◆ **PROMPT**
Gather every line holding the string "xlabel".

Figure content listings
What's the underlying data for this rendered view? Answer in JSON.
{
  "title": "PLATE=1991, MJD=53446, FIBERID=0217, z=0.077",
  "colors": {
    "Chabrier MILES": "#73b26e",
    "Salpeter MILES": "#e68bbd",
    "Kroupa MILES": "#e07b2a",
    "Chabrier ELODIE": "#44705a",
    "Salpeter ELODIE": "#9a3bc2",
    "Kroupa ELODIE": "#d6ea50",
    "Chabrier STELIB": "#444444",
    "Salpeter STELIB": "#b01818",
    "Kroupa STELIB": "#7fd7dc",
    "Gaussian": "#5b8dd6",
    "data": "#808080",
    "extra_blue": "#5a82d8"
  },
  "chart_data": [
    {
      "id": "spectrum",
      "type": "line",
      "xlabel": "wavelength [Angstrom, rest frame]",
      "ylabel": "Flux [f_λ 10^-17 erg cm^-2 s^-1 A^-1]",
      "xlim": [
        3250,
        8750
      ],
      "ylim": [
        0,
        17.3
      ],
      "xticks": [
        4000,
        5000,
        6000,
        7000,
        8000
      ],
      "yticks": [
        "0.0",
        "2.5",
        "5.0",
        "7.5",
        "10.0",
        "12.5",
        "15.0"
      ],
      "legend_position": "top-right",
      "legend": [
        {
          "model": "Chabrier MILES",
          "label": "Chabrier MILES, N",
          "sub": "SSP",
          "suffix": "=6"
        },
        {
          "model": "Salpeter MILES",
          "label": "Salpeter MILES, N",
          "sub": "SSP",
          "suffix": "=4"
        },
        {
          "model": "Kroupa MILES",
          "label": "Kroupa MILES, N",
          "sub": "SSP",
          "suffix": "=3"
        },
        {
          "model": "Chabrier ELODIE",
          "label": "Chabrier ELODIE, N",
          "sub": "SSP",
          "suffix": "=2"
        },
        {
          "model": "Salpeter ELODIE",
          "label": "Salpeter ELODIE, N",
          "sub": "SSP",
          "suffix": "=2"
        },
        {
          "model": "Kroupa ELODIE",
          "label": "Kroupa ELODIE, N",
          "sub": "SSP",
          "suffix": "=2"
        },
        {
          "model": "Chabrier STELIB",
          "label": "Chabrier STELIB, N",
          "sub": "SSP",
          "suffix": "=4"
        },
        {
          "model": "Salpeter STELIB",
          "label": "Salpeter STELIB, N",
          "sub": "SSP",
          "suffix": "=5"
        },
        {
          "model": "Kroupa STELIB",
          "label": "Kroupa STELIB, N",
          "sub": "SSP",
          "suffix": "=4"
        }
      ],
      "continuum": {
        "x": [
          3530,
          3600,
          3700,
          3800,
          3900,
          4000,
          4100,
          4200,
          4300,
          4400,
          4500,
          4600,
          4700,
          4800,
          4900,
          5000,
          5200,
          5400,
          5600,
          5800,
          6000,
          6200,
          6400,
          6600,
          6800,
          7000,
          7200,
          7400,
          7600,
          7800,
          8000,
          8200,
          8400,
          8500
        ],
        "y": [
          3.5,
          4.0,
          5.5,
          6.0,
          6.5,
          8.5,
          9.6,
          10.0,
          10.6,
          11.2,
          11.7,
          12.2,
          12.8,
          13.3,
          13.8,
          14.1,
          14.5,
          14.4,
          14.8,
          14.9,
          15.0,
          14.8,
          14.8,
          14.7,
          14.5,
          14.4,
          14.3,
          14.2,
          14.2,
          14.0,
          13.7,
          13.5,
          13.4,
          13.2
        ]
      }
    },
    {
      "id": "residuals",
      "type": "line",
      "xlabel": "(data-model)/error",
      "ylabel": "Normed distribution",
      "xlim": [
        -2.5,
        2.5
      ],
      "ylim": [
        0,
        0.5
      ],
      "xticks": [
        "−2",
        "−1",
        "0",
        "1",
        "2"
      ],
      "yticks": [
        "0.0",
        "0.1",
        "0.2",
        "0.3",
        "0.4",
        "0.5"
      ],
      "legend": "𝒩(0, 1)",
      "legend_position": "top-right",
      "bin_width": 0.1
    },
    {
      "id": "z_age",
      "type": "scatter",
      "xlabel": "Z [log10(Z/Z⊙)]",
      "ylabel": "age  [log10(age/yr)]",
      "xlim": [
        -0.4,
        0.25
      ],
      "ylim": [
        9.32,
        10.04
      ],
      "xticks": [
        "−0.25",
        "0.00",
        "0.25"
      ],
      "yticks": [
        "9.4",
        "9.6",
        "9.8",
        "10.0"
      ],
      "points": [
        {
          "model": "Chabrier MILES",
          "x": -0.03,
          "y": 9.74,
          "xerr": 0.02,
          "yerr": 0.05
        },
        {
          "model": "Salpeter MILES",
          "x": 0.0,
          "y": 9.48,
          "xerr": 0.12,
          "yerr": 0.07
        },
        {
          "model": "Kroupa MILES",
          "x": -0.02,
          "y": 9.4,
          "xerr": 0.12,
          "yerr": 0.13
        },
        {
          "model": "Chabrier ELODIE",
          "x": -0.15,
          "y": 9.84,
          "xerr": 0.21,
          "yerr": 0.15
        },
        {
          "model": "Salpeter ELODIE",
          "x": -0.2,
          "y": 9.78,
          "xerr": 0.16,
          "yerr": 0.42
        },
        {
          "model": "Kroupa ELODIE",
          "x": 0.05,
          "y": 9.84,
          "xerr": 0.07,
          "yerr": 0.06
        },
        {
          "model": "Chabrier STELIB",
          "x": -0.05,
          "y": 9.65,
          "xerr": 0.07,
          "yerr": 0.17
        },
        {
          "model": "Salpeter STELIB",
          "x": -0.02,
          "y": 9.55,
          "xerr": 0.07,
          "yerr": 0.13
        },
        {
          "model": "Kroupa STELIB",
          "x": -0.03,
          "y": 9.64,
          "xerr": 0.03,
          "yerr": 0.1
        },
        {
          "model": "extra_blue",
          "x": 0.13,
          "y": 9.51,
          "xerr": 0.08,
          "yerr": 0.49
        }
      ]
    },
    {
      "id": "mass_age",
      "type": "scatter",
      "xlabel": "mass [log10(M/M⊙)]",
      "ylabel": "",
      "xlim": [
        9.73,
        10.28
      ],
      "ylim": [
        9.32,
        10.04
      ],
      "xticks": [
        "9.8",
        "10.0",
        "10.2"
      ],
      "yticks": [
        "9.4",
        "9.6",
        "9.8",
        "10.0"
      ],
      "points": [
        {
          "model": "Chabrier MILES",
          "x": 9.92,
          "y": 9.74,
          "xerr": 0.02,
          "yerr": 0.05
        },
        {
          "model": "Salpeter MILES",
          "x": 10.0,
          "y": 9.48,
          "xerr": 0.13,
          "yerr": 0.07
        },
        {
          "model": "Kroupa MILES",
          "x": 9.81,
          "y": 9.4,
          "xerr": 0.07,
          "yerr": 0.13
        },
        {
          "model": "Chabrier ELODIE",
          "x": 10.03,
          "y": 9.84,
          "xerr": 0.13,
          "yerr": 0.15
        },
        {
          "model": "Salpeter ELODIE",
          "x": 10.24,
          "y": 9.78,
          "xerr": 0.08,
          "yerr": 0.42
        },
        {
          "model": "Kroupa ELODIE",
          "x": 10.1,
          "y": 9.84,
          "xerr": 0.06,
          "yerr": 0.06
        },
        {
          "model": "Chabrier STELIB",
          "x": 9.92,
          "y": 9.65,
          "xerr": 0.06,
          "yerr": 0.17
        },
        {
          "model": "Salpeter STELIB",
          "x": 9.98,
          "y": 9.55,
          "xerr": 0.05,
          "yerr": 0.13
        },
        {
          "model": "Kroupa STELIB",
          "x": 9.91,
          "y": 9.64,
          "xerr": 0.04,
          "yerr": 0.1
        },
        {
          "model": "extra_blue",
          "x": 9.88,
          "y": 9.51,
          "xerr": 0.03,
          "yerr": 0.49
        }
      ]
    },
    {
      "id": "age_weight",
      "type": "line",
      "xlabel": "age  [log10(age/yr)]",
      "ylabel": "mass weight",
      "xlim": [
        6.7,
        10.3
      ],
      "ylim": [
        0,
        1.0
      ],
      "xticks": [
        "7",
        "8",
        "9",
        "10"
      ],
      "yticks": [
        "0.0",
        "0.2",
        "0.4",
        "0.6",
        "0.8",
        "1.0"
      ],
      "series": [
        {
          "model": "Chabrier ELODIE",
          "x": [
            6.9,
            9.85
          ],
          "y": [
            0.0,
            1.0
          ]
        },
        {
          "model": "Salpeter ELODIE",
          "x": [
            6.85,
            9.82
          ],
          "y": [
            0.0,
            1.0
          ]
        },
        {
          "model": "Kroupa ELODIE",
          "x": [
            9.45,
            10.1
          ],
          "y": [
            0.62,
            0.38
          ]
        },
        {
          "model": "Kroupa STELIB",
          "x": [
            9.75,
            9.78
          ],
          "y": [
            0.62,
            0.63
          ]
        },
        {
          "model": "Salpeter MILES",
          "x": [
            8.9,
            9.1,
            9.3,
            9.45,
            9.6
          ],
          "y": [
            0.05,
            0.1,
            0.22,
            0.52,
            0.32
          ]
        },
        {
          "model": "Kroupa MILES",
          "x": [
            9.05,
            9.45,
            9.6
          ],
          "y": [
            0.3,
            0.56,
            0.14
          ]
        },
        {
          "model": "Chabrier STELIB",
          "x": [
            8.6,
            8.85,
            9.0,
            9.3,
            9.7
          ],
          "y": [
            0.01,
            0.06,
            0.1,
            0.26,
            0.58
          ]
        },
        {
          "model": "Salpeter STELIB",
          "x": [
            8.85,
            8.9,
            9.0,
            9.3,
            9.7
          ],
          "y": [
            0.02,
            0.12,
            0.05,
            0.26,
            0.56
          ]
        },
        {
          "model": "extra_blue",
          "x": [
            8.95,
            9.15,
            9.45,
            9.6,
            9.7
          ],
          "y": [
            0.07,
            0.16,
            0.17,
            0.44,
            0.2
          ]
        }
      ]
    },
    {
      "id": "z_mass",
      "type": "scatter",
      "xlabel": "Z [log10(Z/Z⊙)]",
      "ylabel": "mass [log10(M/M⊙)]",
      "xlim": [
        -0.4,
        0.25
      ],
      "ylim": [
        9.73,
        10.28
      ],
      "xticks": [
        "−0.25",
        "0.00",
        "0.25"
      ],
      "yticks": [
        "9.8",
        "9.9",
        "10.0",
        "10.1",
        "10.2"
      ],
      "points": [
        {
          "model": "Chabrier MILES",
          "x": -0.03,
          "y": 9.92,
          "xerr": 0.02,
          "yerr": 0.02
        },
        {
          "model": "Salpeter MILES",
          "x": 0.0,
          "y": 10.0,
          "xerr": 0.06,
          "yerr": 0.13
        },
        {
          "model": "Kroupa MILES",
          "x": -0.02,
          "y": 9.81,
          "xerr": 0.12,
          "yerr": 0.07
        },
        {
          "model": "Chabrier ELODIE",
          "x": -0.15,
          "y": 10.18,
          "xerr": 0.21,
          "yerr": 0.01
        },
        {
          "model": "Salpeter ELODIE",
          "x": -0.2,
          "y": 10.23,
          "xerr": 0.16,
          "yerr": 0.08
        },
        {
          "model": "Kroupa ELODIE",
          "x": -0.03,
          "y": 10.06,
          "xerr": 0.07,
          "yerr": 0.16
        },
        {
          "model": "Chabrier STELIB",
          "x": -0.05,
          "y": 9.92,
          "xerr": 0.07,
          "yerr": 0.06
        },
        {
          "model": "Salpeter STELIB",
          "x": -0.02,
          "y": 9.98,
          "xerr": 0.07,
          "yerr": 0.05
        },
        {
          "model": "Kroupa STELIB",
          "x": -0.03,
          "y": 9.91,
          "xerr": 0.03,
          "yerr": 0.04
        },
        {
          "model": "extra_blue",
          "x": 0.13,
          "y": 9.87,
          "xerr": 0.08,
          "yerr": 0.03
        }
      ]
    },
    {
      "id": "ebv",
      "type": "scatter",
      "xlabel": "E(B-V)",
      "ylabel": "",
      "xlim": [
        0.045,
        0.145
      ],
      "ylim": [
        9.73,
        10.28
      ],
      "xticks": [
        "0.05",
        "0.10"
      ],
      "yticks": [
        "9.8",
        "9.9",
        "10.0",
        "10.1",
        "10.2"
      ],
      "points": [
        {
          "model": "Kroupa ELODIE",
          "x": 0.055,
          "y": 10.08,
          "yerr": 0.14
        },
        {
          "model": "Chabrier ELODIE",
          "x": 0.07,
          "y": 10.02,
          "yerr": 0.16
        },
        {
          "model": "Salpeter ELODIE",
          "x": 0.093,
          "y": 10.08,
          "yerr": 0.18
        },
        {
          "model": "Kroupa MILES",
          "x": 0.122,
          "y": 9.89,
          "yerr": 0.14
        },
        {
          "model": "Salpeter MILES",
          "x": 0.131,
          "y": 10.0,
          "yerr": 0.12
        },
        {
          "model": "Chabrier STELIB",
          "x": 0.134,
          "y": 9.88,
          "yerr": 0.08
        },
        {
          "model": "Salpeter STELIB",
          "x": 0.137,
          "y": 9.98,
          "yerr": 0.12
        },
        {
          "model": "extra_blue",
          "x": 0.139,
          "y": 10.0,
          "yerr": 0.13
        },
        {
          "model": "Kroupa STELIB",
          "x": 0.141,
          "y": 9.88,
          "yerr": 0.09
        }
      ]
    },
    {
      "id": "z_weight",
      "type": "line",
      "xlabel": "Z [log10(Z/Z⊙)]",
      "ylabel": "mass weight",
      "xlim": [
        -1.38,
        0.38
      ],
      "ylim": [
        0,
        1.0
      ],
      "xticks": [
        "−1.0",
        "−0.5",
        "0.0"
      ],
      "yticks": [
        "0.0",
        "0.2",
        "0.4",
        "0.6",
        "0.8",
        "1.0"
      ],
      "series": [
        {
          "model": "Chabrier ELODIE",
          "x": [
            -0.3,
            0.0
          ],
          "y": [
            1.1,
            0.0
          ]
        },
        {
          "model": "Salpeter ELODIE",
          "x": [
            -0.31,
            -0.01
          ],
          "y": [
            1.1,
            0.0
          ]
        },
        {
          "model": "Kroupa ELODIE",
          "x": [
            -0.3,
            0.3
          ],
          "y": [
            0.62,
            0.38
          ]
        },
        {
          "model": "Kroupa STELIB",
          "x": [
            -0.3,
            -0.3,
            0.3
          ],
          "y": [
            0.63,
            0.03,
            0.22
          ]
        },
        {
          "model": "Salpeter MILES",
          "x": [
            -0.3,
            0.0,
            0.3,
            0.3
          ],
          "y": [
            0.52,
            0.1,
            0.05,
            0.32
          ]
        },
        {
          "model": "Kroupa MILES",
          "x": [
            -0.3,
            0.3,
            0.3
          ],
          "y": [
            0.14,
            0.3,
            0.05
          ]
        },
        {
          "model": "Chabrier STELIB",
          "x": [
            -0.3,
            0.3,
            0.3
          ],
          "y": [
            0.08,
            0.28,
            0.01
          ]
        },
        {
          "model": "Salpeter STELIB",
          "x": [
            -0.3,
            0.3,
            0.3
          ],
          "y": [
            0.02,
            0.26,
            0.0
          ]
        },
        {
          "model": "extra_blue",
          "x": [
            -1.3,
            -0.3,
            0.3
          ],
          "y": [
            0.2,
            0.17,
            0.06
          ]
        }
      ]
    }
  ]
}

◆ **RESPONSE**
      "xlabel": "wavelength [Angstrom, rest frame]",
      "xlabel": "(data-model)/error",
      "xlabel": "Z [log10(Z/Z⊙)]",
      "xlabel": "mass [log10(M/M⊙)]",
      "xlabel": "age  [log10(age/yr)]",
      "xlabel": "Z [log10(Z/Z⊙)]",
      "xlabel": "E(B-V)",
      "xlabel": "Z [log10(Z/Z⊙)]",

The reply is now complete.